§ Trecho fornecido:
________________________

A ocasião que faz o ladrão

João Mauad

12/03/2017

 

 

Reportagem do jornal “O Estado de S.Paulo” revelou recentemente que o ministro Herman Benjamin, relator no Tribunal Superior Eleitoral (TSE) do processo que pede a cassação da chapa Dilma Rousseff-Michel Temer, teria ficado impressionado com os depoimentos de Marcelo Odebrecht e de dois outros ex-executivos da empreiteira. Segundo o ministro, a Odebrecht teria se apropriado do poder público para benefício próprio.

Data máxima vênia, acho que o ministro Benjamim está a confundir causa e efeito. Se queremos resolver o problema, o primeiro passo é identificá-lo corretamente. É claro que, quando se fala de corrupção, não existem inocentes, e todos são culpados, mesmo porque a lei é clara ao equiparar corruptores e corruptos. Mas falar de apropriação do Estado pelas empresas é um grave equívoco. Fica parecendo que a origem do problema está na ganância e na má índole do empresário brasileiro, que corromperam agentes públicos indefesos e sem alternativa de recusar o “negócio”.

________________________

Registros de layout:
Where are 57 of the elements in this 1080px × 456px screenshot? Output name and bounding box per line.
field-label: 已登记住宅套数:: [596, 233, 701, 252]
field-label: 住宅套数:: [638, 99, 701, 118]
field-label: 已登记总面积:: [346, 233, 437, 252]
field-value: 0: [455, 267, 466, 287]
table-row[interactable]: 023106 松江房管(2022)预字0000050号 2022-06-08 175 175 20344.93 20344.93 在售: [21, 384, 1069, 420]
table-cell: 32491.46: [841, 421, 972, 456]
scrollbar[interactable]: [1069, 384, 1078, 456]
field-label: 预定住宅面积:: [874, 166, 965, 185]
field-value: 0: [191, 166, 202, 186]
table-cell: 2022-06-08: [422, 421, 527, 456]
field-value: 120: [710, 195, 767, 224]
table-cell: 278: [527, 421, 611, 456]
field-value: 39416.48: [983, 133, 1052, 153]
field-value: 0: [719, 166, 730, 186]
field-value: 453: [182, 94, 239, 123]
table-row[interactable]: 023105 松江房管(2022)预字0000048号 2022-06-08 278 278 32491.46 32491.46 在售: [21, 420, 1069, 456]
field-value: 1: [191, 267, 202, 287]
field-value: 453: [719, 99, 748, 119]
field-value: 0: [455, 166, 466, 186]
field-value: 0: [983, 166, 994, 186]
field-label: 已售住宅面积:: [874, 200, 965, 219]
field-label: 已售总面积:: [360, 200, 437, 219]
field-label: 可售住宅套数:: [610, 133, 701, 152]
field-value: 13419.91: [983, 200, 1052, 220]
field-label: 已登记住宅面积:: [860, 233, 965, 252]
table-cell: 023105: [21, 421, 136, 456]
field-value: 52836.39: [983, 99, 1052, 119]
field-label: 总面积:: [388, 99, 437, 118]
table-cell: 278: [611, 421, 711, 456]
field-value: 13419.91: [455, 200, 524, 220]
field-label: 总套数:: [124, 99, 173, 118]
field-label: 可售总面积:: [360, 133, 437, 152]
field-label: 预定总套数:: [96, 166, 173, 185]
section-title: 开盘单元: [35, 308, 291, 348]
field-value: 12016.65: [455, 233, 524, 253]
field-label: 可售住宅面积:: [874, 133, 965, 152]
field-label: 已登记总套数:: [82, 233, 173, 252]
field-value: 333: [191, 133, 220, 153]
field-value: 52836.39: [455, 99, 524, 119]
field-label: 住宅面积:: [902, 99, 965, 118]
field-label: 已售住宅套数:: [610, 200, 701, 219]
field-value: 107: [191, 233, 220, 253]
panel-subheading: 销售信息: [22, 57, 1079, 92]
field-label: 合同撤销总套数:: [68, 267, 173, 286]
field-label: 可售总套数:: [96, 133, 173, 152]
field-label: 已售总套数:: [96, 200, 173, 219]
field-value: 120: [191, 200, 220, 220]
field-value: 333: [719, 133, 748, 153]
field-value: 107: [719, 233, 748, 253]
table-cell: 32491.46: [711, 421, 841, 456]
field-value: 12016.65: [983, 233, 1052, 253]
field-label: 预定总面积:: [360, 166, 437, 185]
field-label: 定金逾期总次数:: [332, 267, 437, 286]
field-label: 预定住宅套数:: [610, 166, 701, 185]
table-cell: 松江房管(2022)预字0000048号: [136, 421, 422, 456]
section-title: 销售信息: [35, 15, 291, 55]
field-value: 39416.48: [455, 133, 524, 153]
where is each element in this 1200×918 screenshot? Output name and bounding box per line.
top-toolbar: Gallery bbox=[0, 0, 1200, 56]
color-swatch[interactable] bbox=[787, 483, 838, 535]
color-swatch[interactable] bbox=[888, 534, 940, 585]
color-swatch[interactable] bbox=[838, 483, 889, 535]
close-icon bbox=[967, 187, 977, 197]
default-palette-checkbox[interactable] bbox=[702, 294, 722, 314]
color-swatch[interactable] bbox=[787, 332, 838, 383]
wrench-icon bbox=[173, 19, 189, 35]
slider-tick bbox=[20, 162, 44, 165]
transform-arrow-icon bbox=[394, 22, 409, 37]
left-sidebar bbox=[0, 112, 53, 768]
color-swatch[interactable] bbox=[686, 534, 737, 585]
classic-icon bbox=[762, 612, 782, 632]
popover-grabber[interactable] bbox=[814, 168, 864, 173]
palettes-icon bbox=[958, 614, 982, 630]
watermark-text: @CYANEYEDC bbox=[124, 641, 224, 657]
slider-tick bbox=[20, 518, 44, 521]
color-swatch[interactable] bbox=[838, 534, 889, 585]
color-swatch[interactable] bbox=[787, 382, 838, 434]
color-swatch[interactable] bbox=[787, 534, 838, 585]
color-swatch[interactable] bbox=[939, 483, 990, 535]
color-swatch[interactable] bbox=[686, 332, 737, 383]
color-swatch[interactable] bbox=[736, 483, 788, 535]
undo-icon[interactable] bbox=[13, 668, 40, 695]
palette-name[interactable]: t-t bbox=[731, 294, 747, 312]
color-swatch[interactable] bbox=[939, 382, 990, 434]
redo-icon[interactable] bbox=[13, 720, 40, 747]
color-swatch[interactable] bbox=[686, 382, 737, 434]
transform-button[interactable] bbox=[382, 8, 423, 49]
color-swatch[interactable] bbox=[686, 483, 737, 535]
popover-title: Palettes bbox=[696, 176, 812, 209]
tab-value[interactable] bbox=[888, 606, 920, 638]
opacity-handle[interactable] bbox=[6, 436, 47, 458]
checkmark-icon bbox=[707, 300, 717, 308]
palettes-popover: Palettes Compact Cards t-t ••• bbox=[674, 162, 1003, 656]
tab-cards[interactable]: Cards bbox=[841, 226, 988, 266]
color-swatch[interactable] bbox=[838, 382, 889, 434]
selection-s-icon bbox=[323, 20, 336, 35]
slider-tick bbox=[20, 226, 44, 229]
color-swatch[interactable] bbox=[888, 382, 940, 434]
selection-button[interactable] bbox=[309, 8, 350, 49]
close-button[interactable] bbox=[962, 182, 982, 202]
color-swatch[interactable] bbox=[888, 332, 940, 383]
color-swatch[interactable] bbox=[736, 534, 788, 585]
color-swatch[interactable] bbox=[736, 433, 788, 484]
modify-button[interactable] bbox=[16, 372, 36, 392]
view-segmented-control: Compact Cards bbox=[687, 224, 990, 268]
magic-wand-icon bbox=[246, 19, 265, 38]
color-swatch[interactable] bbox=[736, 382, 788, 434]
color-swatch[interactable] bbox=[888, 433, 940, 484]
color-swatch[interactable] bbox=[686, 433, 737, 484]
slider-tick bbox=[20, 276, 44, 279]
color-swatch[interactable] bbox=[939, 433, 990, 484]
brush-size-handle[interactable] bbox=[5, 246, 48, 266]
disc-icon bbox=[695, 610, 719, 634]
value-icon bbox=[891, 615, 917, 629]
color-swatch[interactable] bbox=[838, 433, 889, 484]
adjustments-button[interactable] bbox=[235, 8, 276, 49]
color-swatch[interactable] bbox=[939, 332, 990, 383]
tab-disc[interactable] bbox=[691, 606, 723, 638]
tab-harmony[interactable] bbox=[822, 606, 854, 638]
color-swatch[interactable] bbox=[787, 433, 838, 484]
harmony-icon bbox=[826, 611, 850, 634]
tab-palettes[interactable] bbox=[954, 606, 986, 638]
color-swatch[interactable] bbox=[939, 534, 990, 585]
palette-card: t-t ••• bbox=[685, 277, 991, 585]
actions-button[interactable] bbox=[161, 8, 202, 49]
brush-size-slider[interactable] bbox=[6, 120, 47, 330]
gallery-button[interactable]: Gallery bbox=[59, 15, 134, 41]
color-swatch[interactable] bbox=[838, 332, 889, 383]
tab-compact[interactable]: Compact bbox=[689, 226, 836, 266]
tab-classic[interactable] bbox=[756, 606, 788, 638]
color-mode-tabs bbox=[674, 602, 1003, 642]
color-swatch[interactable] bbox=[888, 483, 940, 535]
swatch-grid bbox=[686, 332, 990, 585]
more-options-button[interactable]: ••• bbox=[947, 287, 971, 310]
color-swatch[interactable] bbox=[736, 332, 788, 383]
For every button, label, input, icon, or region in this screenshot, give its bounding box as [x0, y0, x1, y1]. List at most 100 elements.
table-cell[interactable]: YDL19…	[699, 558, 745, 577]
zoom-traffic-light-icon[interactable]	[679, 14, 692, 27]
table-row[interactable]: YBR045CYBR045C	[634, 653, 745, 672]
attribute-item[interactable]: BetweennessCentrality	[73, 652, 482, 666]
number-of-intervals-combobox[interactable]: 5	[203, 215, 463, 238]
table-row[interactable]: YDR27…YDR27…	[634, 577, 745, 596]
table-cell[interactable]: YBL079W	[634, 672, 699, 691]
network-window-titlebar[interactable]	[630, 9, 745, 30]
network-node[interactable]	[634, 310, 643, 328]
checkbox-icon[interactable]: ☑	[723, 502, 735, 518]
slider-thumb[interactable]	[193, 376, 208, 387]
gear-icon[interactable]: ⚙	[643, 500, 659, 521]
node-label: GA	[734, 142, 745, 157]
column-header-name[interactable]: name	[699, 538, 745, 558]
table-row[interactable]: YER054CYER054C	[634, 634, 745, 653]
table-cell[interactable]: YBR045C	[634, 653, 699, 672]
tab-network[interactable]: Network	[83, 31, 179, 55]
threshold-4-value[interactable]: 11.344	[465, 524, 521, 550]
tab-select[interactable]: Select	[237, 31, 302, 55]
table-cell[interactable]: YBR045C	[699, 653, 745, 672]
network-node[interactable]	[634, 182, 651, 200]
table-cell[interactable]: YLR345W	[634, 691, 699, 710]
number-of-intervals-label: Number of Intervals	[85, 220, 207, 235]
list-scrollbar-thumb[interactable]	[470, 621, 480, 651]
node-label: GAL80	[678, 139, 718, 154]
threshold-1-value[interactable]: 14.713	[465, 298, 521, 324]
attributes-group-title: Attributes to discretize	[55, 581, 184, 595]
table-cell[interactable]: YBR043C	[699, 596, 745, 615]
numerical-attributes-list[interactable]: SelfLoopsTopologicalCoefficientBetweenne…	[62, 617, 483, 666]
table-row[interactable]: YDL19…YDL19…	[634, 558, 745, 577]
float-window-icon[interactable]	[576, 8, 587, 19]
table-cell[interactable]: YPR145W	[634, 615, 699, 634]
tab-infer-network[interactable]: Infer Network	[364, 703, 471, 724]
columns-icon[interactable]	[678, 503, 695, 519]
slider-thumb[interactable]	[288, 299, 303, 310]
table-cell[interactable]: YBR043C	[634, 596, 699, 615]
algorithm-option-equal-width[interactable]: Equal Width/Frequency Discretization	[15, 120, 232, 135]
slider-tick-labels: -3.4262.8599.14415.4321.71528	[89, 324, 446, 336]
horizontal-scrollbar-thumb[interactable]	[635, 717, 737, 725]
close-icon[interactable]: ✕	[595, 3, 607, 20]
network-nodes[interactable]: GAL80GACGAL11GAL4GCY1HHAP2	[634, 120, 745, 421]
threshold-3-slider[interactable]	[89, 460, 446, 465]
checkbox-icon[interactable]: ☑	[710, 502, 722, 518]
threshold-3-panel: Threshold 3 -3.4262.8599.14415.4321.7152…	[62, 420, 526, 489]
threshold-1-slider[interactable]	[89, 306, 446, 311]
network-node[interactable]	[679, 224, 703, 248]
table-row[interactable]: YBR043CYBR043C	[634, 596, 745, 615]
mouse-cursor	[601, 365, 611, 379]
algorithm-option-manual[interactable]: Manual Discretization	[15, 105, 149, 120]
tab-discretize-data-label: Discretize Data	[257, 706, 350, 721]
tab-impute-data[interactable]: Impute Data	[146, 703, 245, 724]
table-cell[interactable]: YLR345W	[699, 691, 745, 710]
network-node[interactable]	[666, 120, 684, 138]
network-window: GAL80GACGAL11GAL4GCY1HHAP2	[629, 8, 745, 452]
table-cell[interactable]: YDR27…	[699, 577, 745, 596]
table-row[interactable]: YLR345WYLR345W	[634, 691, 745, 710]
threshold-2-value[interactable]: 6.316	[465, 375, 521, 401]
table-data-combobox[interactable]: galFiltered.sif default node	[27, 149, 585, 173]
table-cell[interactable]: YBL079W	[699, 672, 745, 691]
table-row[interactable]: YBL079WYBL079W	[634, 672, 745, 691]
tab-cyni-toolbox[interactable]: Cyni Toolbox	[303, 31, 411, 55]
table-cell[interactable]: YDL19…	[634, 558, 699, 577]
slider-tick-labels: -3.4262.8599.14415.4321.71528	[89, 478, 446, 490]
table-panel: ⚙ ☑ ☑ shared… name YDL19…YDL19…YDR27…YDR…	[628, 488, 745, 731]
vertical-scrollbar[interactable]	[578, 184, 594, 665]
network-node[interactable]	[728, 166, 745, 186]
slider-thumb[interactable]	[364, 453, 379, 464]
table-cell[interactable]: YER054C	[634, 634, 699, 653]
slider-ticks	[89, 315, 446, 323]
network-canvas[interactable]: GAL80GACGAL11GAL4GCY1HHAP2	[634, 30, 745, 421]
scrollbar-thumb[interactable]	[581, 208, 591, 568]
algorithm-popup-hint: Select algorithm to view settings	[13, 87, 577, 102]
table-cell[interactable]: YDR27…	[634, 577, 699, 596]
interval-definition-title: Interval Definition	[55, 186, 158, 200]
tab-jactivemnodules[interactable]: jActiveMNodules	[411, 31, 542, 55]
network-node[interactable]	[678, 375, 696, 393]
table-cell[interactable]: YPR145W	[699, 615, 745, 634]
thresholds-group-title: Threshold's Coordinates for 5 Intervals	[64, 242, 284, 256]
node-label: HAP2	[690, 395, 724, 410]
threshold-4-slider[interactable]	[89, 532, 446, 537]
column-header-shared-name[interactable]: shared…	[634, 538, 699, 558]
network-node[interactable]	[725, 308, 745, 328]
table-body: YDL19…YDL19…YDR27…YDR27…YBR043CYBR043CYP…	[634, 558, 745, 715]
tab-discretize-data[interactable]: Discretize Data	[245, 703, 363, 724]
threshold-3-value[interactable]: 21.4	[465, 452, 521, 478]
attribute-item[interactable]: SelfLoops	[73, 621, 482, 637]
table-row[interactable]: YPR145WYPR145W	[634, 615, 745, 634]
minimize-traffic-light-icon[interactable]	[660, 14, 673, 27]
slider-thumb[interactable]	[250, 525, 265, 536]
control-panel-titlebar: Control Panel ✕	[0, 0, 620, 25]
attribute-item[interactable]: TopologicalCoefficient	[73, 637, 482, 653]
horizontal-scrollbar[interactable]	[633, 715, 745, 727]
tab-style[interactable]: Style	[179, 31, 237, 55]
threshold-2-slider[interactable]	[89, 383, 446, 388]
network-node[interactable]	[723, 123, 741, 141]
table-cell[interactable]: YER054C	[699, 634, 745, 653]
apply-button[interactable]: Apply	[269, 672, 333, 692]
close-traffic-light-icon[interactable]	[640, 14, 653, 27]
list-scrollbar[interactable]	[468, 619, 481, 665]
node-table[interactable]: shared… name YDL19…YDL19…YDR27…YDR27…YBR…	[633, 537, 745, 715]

________________________

§ Tarefa proposta:
Extraia do artigo sobre corrupção e a Odebrecht o trecho que começa nas palavras que contêm "A ocasião que" e termina em "para benefício próprio.", copiando-o sem nenhuma alteração.

§ Resposta do exercício:
A ocasião que faz o ladrão

João Mauad

12/03/2017

 

 

Reportagem do jornal “O Estado de S.Paulo” revelou recentemente que o ministro Herman Benjamin, relator no Tribunal Superior Eleitoral (TSE) do processo que pede a cassação da chapa Dilma Rousseff-Michel Temer, teria ficado impressionado com os depoimentos de Marcelo Odebrecht e de dois outros ex-executivos da empreiteira. Segundo o ministro, a Odebrecht teria se apropriado do poder público para benefício próprio.